(Data excerpts)
◇ ◇ ◇ ◇ ◇ ◇ ◇
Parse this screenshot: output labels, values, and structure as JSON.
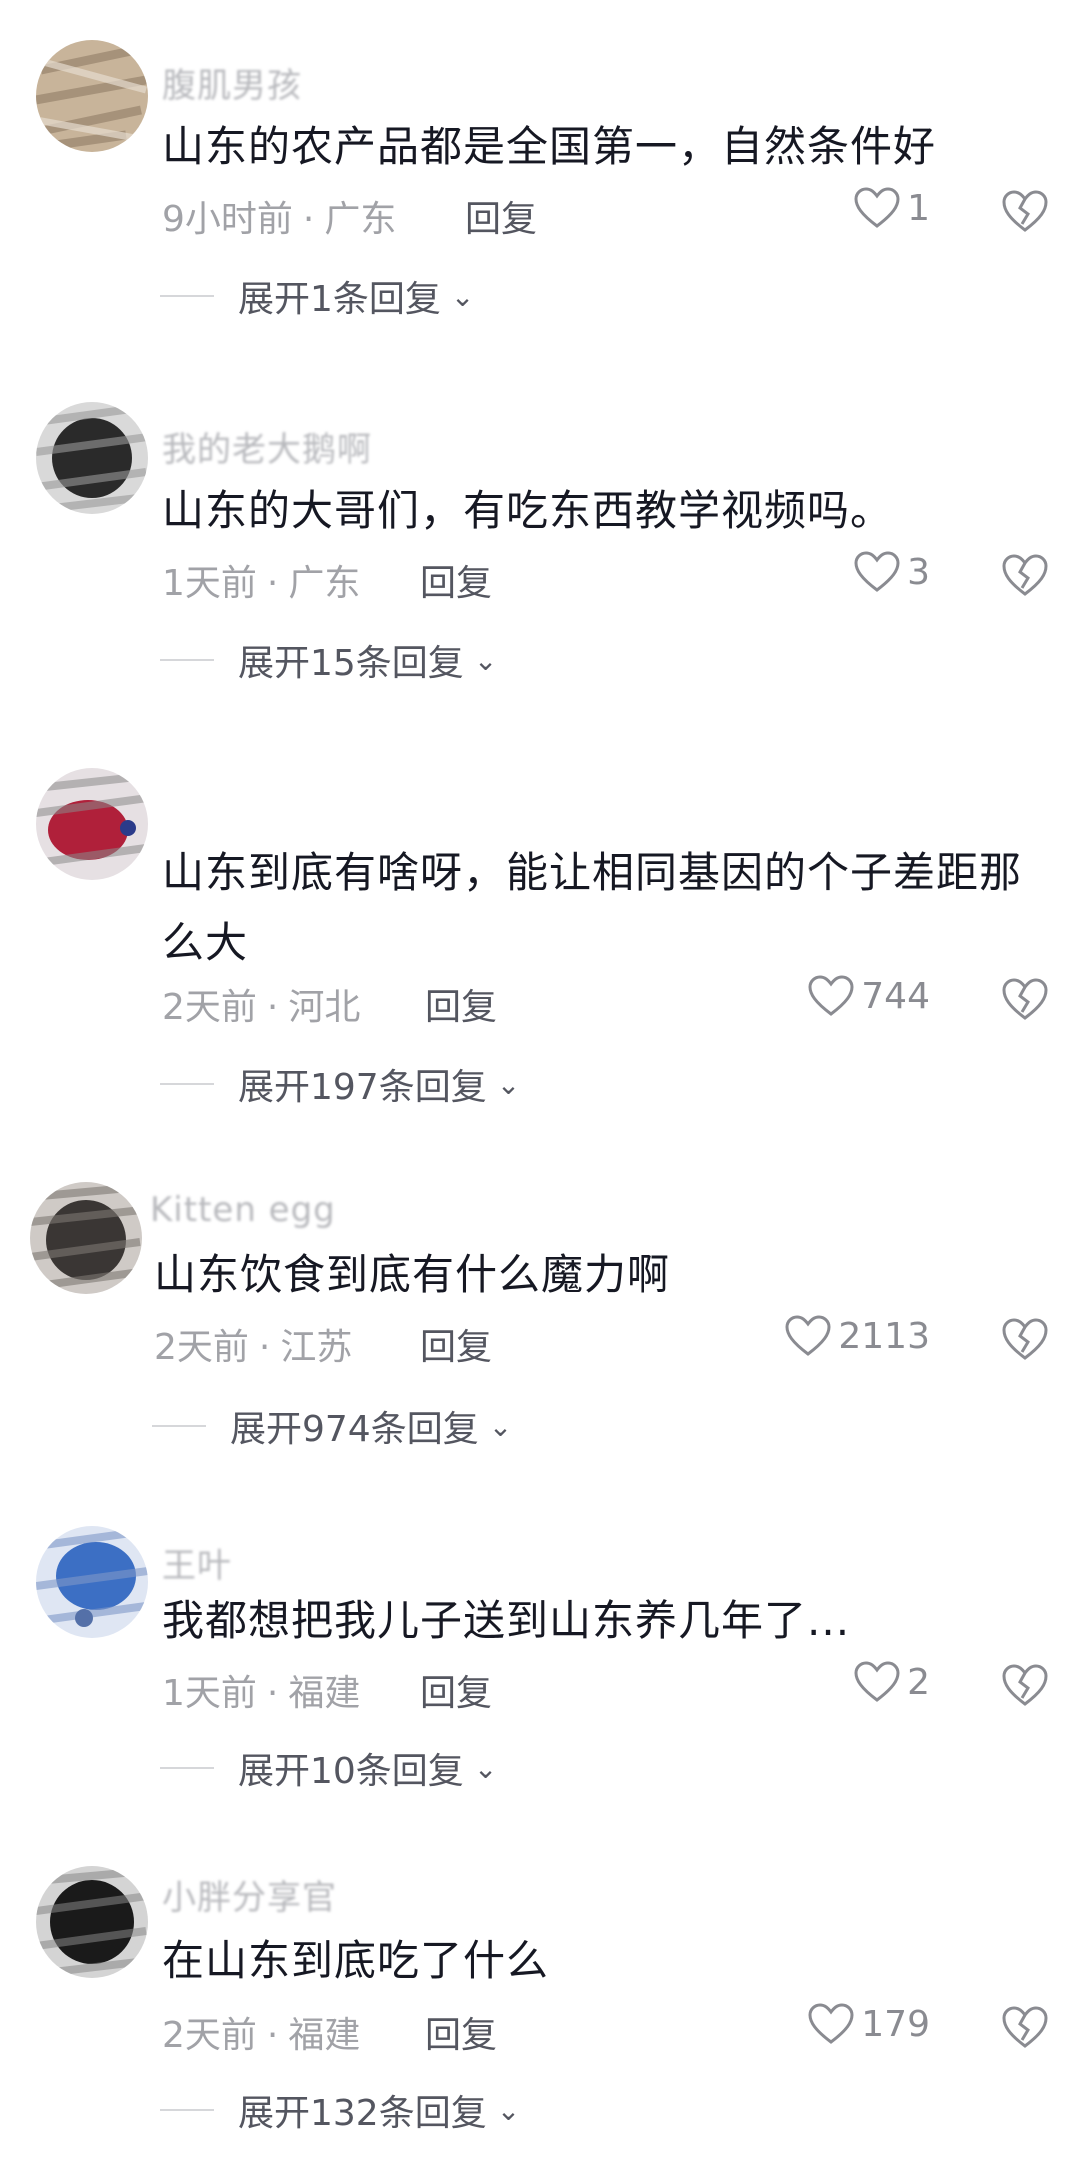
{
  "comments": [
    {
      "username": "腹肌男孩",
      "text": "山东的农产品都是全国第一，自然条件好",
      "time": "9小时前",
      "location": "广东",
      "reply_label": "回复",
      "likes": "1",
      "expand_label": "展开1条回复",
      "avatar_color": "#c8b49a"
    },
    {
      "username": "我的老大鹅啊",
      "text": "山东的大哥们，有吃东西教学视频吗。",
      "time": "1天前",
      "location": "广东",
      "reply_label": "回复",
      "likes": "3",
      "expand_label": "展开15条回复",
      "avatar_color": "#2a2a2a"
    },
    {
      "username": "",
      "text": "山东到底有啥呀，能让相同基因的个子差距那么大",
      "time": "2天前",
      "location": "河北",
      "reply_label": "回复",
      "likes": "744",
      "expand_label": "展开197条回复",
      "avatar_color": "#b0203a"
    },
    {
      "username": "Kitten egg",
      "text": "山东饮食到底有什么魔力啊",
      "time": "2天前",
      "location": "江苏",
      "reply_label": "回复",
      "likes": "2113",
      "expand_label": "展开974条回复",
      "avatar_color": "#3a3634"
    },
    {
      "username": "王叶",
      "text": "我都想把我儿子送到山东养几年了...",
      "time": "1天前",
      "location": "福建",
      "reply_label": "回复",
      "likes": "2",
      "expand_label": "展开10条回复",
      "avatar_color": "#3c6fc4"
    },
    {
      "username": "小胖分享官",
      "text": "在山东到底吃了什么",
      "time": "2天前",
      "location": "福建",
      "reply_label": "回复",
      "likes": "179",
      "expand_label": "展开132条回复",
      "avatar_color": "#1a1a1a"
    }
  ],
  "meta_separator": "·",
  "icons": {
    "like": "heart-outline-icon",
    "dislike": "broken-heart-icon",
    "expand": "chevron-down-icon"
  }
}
◇ ◇ ◇ ◇ ◇ ◇ ◇
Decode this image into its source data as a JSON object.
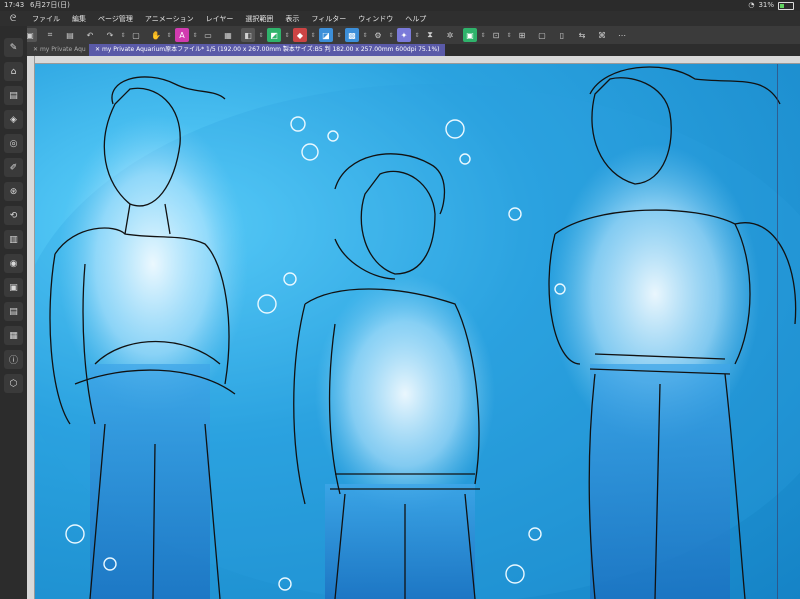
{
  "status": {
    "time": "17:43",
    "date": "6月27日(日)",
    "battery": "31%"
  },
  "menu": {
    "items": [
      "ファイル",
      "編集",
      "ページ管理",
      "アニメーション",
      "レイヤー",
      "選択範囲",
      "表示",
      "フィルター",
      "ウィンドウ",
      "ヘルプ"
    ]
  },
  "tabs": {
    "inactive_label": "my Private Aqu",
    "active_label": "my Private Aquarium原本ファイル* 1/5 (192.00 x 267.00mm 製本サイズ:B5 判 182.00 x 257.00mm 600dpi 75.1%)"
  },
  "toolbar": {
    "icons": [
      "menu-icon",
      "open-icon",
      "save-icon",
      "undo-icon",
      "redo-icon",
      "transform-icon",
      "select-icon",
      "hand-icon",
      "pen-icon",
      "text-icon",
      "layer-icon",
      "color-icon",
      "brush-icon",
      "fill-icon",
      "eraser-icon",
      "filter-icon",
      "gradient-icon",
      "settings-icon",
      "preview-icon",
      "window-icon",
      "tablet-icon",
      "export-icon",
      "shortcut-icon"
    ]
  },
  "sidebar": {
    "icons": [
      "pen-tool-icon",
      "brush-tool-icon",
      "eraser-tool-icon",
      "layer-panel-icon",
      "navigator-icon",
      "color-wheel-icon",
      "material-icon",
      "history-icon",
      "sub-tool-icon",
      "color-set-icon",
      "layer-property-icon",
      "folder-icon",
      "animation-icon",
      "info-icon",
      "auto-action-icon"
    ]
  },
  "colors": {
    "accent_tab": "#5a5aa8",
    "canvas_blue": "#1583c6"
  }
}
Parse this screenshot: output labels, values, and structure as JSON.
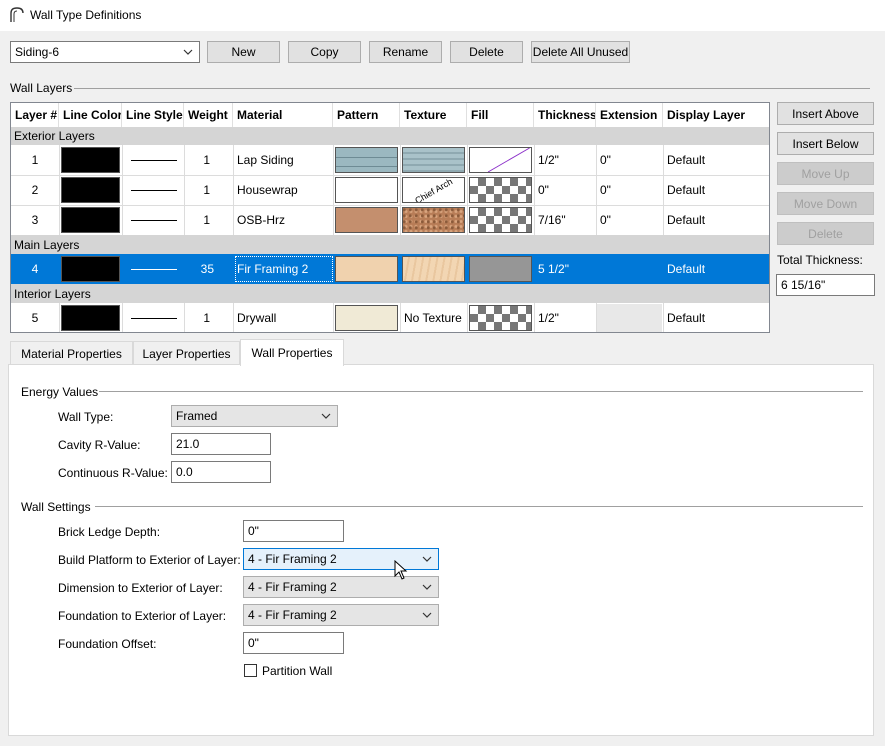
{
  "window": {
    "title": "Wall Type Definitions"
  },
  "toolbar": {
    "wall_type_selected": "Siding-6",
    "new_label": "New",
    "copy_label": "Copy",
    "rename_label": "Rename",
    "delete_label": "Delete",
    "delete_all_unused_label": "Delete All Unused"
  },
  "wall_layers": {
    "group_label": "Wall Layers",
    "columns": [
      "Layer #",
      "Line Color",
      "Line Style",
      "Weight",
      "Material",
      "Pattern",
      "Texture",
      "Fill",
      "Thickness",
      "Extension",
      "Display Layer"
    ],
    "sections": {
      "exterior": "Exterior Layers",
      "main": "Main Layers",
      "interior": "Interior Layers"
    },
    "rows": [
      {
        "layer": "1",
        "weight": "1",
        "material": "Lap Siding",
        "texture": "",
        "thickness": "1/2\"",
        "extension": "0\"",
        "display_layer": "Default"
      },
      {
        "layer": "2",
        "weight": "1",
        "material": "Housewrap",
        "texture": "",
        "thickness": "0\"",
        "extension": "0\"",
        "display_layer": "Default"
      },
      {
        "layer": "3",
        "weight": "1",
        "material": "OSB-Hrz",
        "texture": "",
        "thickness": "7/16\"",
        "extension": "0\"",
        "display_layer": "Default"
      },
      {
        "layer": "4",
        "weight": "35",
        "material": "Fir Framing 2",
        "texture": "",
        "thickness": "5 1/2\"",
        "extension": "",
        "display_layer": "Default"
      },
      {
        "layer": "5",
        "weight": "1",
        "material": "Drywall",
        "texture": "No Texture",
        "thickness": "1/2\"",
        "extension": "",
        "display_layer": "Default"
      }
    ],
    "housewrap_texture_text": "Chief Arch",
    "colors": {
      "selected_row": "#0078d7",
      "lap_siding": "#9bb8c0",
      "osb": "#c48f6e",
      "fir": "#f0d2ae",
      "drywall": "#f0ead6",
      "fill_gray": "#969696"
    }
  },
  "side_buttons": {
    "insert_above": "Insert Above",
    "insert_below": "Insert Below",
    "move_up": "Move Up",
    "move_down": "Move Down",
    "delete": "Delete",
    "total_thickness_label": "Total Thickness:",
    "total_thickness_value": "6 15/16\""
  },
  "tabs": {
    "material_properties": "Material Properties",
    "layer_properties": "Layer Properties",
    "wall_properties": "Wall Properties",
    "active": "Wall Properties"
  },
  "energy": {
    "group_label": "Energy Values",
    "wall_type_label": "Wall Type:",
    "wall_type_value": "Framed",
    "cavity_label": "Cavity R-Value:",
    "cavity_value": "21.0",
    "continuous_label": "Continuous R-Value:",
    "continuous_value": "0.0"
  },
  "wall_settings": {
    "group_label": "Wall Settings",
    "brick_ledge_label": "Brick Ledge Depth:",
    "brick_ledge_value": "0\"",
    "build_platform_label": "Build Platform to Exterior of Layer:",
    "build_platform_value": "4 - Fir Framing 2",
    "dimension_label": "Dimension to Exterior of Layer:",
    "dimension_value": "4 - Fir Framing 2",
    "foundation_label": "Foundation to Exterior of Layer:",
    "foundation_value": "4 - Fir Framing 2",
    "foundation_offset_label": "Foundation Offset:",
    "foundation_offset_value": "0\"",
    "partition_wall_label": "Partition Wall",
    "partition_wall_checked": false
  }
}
◇ ◇ ◇ ◇ ◇ ◇ ◇
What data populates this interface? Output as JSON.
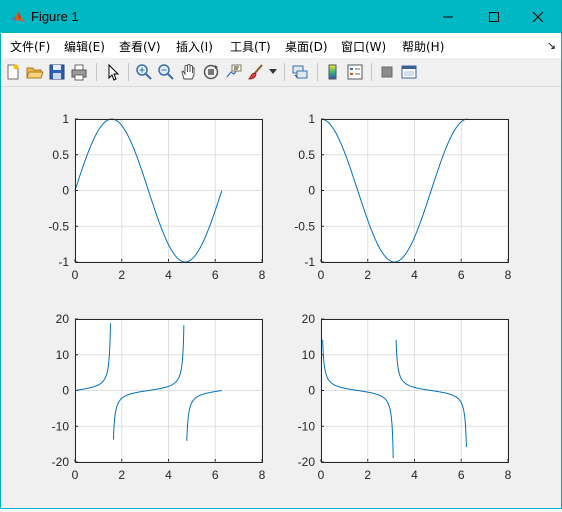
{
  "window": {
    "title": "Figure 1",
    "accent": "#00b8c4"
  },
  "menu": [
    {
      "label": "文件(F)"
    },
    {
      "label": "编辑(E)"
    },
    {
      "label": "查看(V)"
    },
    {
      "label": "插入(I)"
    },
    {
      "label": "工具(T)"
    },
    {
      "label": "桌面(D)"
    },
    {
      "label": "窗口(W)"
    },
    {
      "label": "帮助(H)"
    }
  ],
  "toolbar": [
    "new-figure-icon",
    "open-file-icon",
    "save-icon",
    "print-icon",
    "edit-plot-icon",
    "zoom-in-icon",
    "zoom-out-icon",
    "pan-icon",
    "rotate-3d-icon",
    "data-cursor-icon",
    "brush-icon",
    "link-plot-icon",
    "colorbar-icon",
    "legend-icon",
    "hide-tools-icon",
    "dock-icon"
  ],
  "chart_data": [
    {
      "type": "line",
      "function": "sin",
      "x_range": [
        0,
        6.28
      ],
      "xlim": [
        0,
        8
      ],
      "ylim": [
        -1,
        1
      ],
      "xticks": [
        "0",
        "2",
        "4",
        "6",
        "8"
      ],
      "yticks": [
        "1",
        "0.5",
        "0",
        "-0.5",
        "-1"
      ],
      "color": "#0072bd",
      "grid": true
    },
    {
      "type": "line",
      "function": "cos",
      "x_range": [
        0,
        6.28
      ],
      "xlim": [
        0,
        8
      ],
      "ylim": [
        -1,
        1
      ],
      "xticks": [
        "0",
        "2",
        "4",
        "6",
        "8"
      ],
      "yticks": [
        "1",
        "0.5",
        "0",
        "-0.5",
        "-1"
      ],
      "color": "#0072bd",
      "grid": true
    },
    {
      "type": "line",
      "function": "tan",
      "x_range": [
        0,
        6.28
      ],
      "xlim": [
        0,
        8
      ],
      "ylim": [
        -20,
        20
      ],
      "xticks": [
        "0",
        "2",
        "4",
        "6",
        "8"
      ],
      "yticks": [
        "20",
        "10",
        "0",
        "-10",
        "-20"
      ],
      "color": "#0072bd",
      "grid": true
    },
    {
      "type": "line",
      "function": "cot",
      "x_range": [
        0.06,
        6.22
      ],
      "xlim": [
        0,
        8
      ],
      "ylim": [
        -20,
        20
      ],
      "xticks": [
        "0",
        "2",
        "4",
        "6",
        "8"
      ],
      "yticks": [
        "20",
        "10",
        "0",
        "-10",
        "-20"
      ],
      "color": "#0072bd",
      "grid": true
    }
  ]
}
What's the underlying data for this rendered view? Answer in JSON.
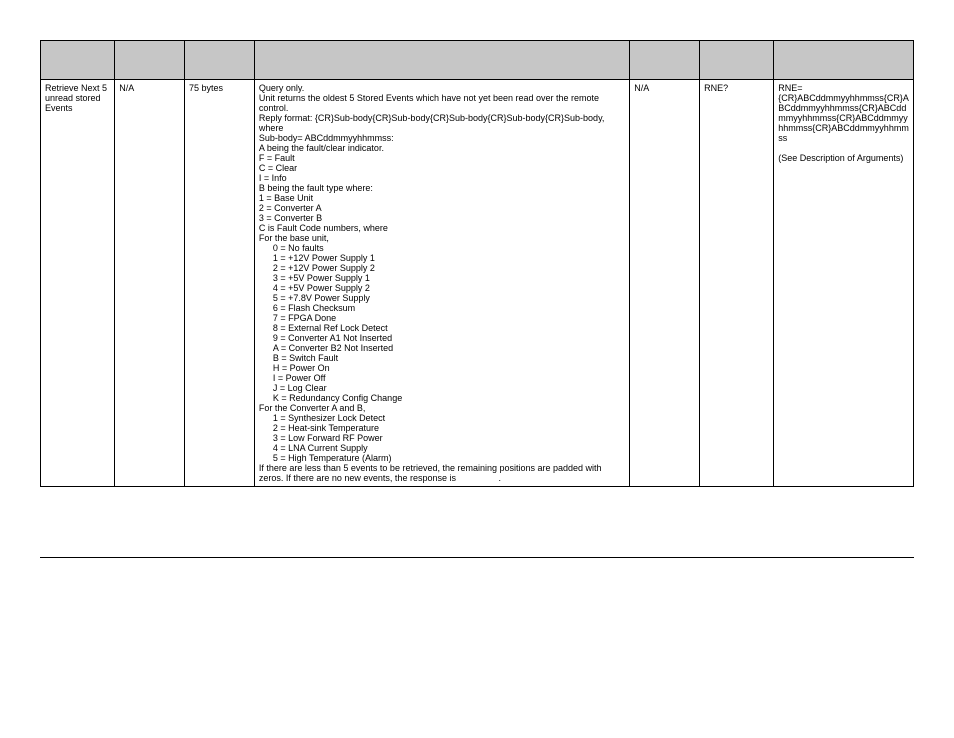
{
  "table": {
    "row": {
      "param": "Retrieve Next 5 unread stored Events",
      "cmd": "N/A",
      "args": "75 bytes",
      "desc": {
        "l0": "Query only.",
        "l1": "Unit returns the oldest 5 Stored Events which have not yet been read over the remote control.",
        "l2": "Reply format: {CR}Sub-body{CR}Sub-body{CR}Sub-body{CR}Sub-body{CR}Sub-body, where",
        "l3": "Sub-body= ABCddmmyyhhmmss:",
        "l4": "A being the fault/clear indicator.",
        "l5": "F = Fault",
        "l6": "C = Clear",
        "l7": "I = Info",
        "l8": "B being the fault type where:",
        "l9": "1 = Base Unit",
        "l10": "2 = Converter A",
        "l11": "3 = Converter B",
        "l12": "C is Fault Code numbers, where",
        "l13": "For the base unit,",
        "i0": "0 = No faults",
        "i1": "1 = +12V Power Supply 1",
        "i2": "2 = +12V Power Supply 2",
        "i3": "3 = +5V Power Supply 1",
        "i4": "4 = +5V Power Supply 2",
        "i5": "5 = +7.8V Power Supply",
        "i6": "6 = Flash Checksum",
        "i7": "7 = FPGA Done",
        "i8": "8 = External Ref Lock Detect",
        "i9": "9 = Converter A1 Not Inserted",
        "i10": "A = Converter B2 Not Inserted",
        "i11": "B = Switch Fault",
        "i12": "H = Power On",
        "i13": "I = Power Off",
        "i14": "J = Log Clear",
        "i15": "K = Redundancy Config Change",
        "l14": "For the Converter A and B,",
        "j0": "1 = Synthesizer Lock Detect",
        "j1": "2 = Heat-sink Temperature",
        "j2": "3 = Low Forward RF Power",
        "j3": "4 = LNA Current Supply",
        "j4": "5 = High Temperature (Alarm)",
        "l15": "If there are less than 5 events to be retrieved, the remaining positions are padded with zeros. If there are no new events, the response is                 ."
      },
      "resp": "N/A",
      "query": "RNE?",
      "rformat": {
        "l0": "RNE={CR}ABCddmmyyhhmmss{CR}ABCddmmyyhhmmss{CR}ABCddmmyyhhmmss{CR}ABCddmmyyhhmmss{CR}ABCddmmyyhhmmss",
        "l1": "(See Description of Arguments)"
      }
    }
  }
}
◇ ◇ ◇ ◇ ◇ ◇ ◇
> Work to do:
Go through the lines above. Select every one that has the string "body".

> Solution for this problem:
        "l2": "Reply format: {CR}Sub-body{CR}Sub-body{CR}Sub-body{CR}Sub-body{CR}Sub-body, where",
        "l3": "Sub-body= ABCddmmyyhhmmss:",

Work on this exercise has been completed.